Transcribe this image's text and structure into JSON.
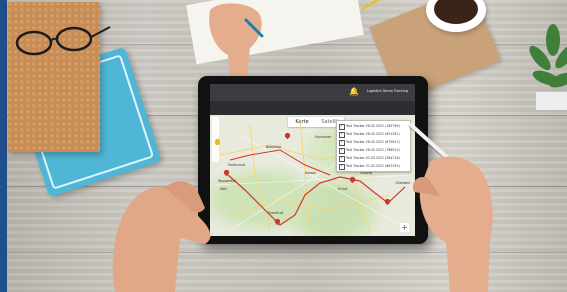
{
  "scene": {
    "description_objects": [
      "wooden-desk",
      "tablet",
      "notebooks",
      "glasses",
      "coffee-cup",
      "envelope",
      "plant",
      "hands",
      "stylus"
    ]
  },
  "app": {
    "account_label": "Logistics Demo Tracking",
    "dropdown_label": "Mehrere Teilsendungen",
    "map_tabs": [
      "Karte",
      "Satellit"
    ],
    "zoom_plus": "+",
    "trackers": [
      {
        "label": "Test Tracker 26.02.2021 (185799)",
        "checked": true
      },
      {
        "label": "Test Tracker 28.02.2021 (851281)",
        "checked": true
      },
      {
        "label": "Test Tracker 28.02.2021 (875617)",
        "checked": true
      },
      {
        "label": "Test Tracker 28.02.2021 (788510)",
        "checked": true
      },
      {
        "label": "Test Tracker 02.03.2021 (284718)",
        "checked": true
      },
      {
        "label": "Test Tracker 31.02.2021 (887259)",
        "checked": true
      }
    ],
    "cities": {
      "bielefeld": "Bielefeld",
      "dortmund": "Dortmund",
      "kassel": "Kassel",
      "erfurt": "Erfurt",
      "leipzig": "Leipzig",
      "dresden": "Dresden",
      "frankfurt": "Frankfurt",
      "koeln": "Köln",
      "hannover": "Hannover",
      "wuppertal": "Wuppertal"
    }
  },
  "colors": {
    "route": "#d6322b",
    "topbar": "#3b3d40",
    "accent_edge": "#1f4e8c"
  }
}
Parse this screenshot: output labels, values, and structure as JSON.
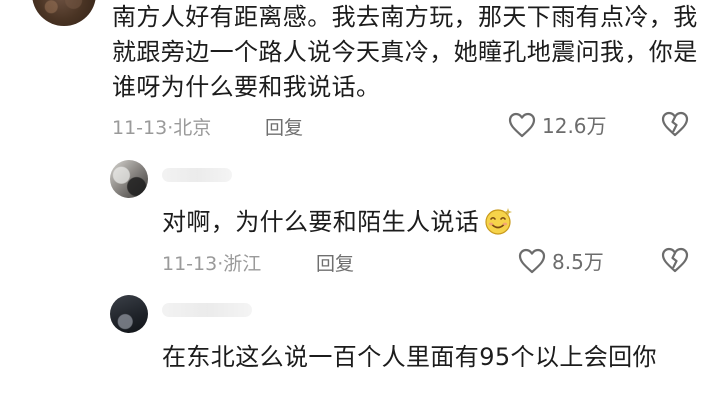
================
**Written exercise:**
Copy out every line from the records that has the word "Test".

**Task answer:**
        "label": "Test Tracker 26.02.2021 (185799)",
        "label": "Test Tracker 28.02.2021 (851281)",
        "label": "Test Tracker 28.02.2021 (875617)",
        "label": "Test Tracker 28.02.2021 (788510)",
        "label": "Test Tracker 02.03.2021 (284718)",
        "label": "Test Tracker 31.02.2021 (887259)",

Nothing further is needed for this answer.